----- SUPPLIED INFORMATION -----

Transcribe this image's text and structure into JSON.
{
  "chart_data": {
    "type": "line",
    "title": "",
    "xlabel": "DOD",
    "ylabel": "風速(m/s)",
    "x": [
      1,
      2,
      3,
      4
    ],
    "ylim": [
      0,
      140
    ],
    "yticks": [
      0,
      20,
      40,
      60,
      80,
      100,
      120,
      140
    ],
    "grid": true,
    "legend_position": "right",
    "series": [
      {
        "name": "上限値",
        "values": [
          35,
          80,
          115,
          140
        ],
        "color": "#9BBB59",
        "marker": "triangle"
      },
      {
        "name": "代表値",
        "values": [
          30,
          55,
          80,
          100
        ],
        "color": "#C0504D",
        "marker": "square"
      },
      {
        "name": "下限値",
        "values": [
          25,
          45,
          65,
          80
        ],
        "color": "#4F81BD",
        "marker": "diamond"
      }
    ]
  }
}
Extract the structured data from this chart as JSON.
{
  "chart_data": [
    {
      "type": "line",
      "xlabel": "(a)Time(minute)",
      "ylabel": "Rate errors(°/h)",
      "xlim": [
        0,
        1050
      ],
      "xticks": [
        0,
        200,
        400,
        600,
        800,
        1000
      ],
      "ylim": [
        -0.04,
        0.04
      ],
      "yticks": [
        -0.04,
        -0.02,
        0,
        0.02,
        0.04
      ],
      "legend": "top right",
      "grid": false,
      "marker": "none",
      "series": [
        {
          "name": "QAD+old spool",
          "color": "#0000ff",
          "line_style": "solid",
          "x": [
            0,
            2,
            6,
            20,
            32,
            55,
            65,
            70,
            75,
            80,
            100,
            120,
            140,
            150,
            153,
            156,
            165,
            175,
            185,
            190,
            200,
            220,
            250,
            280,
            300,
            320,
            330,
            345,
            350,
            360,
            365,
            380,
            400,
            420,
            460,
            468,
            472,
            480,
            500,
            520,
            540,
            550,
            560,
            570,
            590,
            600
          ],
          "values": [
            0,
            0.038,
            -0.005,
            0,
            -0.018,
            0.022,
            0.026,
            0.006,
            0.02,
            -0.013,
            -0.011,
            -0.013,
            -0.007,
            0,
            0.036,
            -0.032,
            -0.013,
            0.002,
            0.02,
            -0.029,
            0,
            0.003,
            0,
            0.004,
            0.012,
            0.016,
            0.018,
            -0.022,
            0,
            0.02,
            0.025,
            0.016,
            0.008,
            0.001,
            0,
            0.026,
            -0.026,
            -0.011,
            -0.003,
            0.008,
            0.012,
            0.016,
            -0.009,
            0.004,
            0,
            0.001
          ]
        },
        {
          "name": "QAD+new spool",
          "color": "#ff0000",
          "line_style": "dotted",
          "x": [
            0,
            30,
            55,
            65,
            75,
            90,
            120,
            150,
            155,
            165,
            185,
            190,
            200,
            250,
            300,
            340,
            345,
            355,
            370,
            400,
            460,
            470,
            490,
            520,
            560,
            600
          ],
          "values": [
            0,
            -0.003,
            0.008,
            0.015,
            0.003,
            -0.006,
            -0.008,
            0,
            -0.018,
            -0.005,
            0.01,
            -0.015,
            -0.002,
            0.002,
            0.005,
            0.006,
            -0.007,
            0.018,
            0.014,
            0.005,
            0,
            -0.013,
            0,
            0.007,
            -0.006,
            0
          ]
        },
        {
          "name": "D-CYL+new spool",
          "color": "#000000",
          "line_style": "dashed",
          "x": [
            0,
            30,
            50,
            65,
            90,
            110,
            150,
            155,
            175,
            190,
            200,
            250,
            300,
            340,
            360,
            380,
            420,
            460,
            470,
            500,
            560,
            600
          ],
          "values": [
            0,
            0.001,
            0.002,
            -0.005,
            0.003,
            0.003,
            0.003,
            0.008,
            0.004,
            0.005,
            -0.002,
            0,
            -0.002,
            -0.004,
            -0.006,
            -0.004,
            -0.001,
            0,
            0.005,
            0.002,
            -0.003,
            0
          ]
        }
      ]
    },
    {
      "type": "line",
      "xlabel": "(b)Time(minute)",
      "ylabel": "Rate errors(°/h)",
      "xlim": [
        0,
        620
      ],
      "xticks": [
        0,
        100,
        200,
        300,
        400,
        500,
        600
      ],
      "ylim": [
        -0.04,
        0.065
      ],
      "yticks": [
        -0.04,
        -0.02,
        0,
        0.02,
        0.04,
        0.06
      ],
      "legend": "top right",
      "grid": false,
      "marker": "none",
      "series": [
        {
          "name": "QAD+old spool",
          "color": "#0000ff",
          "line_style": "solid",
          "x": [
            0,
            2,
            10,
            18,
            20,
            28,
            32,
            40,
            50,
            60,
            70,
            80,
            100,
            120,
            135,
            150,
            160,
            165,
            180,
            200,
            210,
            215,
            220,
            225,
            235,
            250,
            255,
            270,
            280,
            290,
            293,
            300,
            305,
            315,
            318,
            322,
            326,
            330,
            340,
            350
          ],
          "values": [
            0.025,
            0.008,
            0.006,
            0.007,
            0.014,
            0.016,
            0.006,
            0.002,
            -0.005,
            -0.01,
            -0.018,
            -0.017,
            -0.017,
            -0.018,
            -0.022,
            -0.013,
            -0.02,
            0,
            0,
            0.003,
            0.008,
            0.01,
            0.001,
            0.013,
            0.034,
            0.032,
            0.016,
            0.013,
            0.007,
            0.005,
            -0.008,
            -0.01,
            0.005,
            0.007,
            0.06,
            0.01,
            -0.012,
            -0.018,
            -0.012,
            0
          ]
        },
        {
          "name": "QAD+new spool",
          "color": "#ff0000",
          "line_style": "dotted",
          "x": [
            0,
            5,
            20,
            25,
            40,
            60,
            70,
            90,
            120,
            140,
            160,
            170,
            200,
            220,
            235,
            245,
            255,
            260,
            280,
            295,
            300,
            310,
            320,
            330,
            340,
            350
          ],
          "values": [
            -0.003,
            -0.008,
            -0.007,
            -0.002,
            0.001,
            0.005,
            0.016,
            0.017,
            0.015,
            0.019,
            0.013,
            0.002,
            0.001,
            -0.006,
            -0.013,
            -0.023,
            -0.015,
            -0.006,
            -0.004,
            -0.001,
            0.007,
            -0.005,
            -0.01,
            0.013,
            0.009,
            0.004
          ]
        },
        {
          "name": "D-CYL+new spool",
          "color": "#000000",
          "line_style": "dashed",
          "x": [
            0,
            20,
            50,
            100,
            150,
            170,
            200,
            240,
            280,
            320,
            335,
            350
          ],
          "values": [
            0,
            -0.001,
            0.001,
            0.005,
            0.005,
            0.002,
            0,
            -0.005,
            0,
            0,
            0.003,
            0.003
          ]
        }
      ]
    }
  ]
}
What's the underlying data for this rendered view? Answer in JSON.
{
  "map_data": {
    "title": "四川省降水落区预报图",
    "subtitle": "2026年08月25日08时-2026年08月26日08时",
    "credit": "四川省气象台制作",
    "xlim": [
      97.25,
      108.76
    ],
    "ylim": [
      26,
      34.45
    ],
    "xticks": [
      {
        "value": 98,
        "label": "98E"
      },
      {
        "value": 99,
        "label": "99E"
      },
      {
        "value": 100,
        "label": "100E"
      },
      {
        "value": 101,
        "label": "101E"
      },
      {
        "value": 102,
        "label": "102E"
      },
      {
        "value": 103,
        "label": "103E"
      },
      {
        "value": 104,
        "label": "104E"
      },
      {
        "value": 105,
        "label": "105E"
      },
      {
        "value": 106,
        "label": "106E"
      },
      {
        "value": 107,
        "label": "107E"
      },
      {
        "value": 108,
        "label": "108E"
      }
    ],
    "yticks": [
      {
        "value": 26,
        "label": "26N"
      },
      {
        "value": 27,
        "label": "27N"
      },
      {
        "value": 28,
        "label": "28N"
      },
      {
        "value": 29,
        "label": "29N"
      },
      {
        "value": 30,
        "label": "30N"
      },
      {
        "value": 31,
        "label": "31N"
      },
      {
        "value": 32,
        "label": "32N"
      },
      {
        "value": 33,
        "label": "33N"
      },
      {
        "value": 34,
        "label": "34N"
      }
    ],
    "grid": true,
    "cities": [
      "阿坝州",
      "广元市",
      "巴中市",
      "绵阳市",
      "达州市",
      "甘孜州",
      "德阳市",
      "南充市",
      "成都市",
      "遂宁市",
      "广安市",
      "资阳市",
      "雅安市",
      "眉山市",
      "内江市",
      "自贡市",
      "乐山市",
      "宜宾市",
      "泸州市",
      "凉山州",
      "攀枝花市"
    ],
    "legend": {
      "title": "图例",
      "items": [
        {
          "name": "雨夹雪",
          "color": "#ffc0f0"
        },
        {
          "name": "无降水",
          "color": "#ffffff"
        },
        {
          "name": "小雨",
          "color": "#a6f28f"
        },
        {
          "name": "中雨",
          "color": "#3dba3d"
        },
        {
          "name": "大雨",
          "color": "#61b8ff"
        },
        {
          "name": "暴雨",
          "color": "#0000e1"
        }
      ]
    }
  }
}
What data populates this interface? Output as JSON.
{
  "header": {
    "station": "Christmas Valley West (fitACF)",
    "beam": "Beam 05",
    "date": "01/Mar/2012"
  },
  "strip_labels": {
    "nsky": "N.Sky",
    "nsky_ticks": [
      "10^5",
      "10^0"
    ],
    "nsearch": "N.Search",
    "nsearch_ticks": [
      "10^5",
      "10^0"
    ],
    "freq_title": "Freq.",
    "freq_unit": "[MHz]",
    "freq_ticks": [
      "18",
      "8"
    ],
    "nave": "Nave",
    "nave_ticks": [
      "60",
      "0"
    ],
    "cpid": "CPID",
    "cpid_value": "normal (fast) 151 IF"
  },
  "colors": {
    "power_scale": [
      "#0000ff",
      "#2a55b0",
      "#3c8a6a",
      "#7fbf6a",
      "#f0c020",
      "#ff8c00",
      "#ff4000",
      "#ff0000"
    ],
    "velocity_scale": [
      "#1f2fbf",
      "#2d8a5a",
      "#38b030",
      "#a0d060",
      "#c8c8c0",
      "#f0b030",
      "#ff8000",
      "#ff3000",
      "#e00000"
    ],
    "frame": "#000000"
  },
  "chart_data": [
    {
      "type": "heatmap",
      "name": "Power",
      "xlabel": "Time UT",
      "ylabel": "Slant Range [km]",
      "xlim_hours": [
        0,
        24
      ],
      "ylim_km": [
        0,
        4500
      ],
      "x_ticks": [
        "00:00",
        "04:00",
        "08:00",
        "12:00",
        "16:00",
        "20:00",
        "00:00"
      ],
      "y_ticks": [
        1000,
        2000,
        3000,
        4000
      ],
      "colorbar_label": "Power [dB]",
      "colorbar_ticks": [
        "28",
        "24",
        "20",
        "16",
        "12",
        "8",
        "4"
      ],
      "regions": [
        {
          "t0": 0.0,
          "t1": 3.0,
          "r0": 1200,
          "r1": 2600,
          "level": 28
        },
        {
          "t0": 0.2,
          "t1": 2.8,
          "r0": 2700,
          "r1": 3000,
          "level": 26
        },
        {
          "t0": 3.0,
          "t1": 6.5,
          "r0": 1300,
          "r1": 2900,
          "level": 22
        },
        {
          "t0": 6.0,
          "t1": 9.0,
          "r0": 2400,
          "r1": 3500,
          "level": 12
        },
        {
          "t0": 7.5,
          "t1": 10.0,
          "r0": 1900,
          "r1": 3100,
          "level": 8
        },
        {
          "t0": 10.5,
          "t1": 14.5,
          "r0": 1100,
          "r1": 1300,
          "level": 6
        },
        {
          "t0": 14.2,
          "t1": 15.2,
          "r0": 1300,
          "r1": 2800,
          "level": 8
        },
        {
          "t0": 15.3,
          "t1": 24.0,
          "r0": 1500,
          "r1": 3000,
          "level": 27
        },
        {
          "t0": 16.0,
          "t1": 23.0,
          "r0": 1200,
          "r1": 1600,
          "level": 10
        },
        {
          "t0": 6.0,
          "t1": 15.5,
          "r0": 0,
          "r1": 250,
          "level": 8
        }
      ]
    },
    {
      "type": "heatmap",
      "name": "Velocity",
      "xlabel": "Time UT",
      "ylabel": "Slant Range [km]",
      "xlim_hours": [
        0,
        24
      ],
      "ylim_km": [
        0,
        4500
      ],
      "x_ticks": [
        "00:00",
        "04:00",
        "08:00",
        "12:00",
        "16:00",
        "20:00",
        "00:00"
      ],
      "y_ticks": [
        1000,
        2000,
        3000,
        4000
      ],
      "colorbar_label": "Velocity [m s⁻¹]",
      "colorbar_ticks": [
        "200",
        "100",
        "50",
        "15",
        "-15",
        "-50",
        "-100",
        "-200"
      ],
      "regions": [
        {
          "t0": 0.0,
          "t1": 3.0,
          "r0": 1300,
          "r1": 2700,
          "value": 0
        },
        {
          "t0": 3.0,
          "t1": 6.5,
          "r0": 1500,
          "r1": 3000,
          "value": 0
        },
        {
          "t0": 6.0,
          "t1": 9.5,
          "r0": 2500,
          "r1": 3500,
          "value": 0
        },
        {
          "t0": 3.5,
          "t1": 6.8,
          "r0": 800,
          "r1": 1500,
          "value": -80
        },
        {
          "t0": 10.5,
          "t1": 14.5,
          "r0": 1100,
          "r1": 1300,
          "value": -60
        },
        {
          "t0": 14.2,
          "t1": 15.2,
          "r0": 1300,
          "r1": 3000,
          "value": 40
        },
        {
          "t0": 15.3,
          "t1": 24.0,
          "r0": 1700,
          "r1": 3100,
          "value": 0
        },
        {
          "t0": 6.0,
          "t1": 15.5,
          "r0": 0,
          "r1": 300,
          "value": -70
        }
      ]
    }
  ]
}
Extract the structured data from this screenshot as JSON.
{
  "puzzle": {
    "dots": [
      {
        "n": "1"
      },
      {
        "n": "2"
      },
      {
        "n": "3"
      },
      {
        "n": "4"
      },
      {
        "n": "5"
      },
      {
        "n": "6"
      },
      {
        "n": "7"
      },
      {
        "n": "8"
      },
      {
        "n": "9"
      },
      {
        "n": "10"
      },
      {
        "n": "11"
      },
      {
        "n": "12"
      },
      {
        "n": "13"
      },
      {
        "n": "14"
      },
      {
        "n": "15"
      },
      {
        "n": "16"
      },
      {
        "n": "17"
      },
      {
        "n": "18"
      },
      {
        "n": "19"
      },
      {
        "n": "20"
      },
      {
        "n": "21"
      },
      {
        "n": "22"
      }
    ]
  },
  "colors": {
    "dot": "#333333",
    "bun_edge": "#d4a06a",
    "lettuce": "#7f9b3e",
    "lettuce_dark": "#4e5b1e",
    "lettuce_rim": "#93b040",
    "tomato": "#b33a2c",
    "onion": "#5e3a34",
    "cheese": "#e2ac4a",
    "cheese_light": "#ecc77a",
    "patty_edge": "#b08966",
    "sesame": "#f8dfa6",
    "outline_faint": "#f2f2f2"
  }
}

-----

- [SET EXERCISE] From the records above, how many lines include the word "xlabel"? Only the number is wanted.

- [SOLUTION] 5